### Problem
Transcribe the full listing exactly, and drop every picture.

### Data records
******************************

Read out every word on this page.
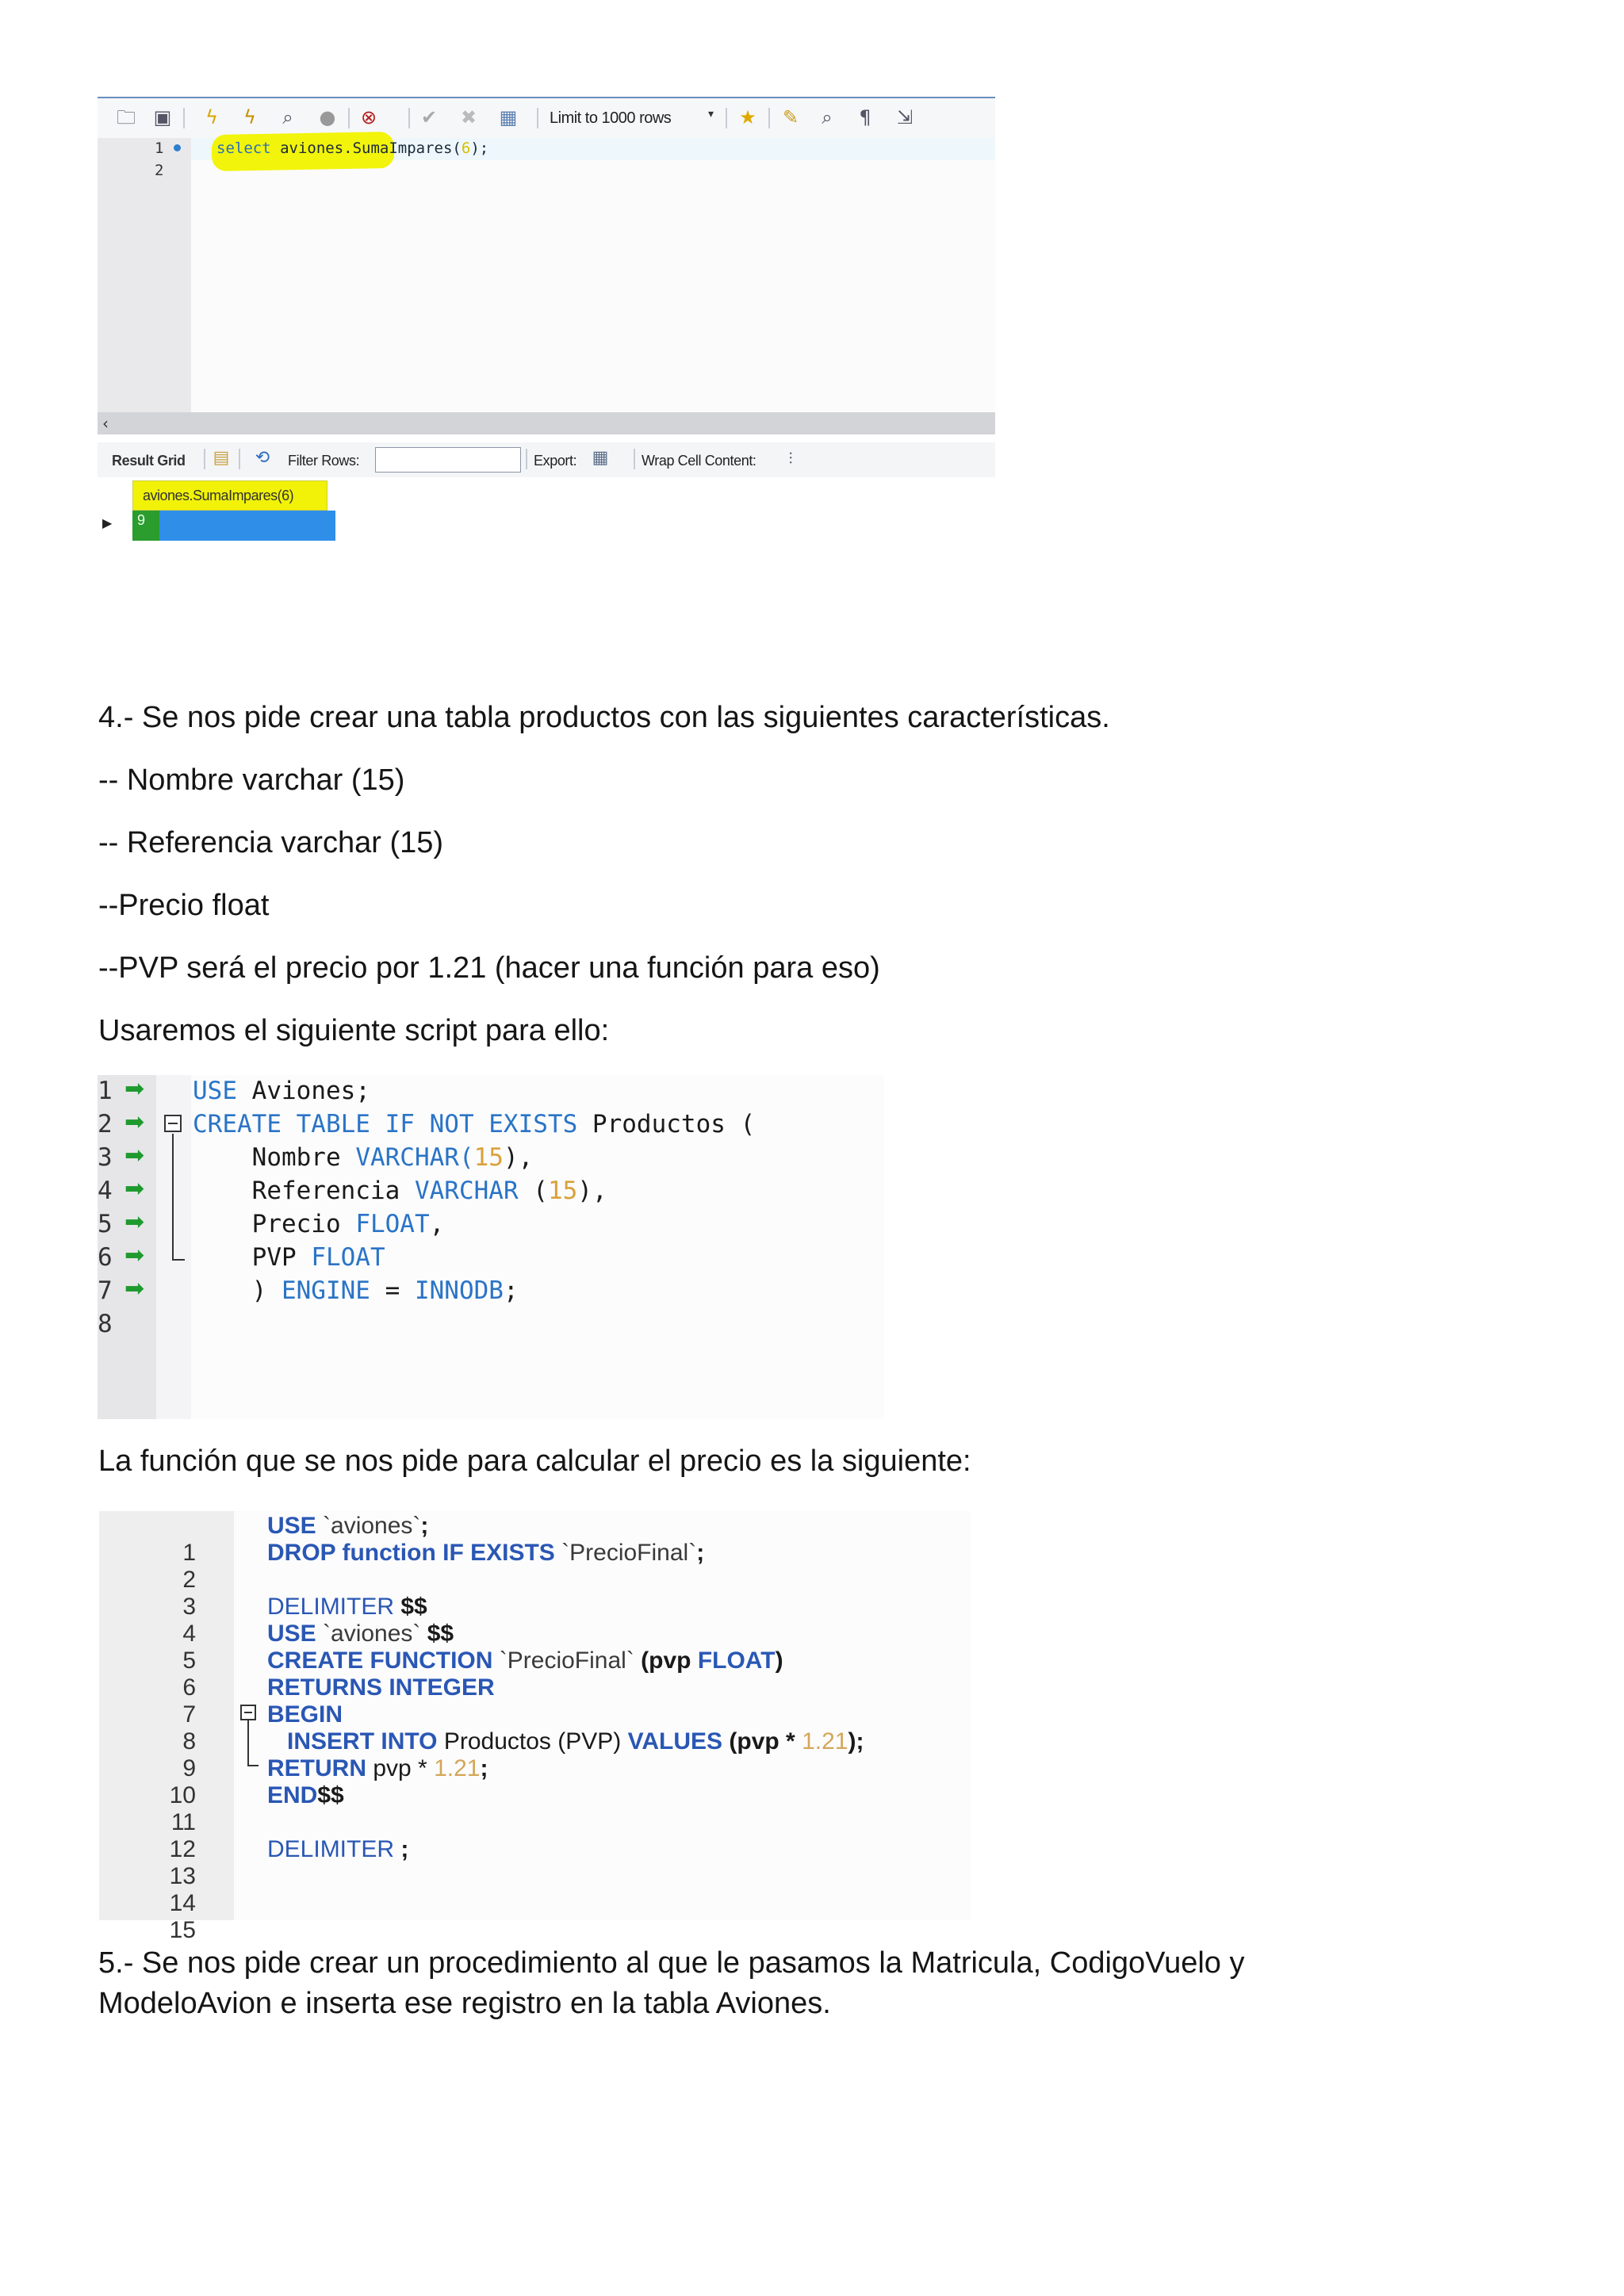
🗀 ▣ ϟ ϟ	⌕	● ⊗ ✔ ✖ ▦ Limit to 1000 rows	▾ ★ ✎	⌕	¶ ⇲
1
2
select aviones.SumaImpares(6);
‹
Result Grid ▤ ⟲ Filter Rows:	Export: ▦ Wrap Cell Content:	⫶
aviones.SumaImpares(6)
▶	9
4.- Se nos pide crear una tabla productos con las siguientes características.
-- Nombre varchar (15)
-- Referencia varchar (15)
--Precio float
--PVP será el precio por 1.21 (hacer una función para eso)
Usaremos el siguiente script para ello:

1

➡

USE Aviones;

2

➡

CREATE TABLE IF NOT EXISTS Productos (

3

➡

Nombre VARCHAR(15),

4

➡

Referencia VARCHAR (15),

5

➡

Precio FLOAT,

6

➡

PVP FLOAT

7

➡

) ENGINE = INNODB;

8

La función que se nos pide para calcular el precio es la siguiente:

1

USE `aviones`;

2

DROP function IF EXISTS `PrecioFinal`;

3

4

DELIMITER $$

5

USE `aviones` $$

6

CREATE FUNCTION `PrecioFinal` (pvp FLOAT)

7

RETURNS INTEGER

8

BEGIN

9

INSERT INTO Productos (PVP) VALUES (pvp * 1.21);

10

RETURN pvp * 1.21;

11

END$$

12

13

DELIMITER ;

14

15

5.- Se nos pide crear un procedimiento al que le pasamos la Matricula, CodigoVuelo y
ModeloAvion e inserta ese registro en la tabla Aviones.
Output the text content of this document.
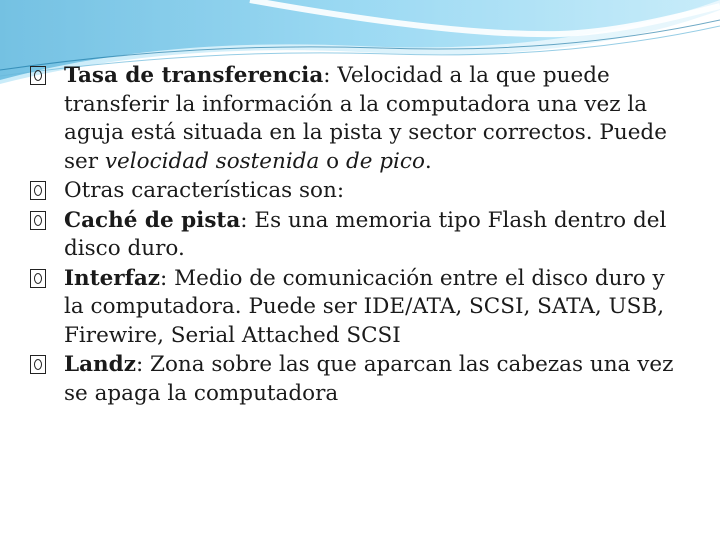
Tasa de transferencia: Velocidad a la que puede transferir la información a la computadora una vez la aguja está situada en la pista y sector correctos. Puede ser velocidad sostenida o de pico.

Otras características son:

Caché de pista: Es una memoria tipo Flash dentro del disco duro.

Interfaz: Medio de comunicación entre el disco duro y la computadora. Puede ser IDE/ATA, SCSI, SATA, USB, Firewire, Serial Attached SCSI

Landz: Zona sobre las que aparcan las cabezas una vez se apaga la computadora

******************************

### Written response
Read out every word on this page.
🗀 ▣ ϟ ϟ	⌕	● ⊗ ✔ ✖ ▦ Limit to 1000 rows	▾ ★ ✎	⌕	¶ ⇲
1
2
select aviones.SumaImpares(6);
‹
Result Grid ▤ ⟲ Filter Rows:	Export: ▦ Wrap Cell Content:	⫶
aviones.SumaImpares(6)
▶	9
4.- Se nos pide crear una tabla productos con las siguientes características.
-- Nombre varchar (15)
-- Referencia varchar (15)
--Precio float
--PVP será el precio por 1.21 (hacer una función para eso)
Usaremos el siguiente script para ello:

1

➡

USE Aviones;

2

➡

CREATE TABLE IF NOT EXISTS Productos (

3

➡

Nombre VARCHAR(15),

4

➡

Referencia VARCHAR (15),

5

➡

Precio FLOAT,

6

➡

PVP FLOAT

7

➡

) ENGINE = INNODB;

8

La función que se nos pide para calcular el precio es la siguiente:

1

USE `aviones`;

2

DROP function IF EXISTS `PrecioFinal`;

3

4

DELIMITER $$

5

USE `aviones` $$

6

CREATE FUNCTION `PrecioFinal` (pvp FLOAT)

7

RETURNS INTEGER

8

BEGIN

9

INSERT INTO Productos (PVP) VALUES (pvp * 1.21);

10

RETURN pvp * 1.21;

11

END$$

12

13

DELIMITER ;

14

15

5.- Se nos pide crear un procedimiento al que le pasamos la Matricula, CodigoVuelo y
ModeloAvion e inserta ese registro en la tabla Aviones.
Output the text content of this document.
Tasa de transferencia: Velocidad a la que puede transferir la información a la computadora una vez la aguja está situada en la pista y sector correctos. Puede ser velocidad sostenida o de pico.

Otras características son:

Caché de pista: Es una memoria tipo Flash dentro del disco duro.

Interfaz: Medio de comunicación entre el disco duro y la computadora. Puede ser IDE/ATA, SCSI, SATA, USB, Firewire, Serial Attached SCSI

Landz: Zona sobre las que aparcan las cabezas una vez se apaga la computadora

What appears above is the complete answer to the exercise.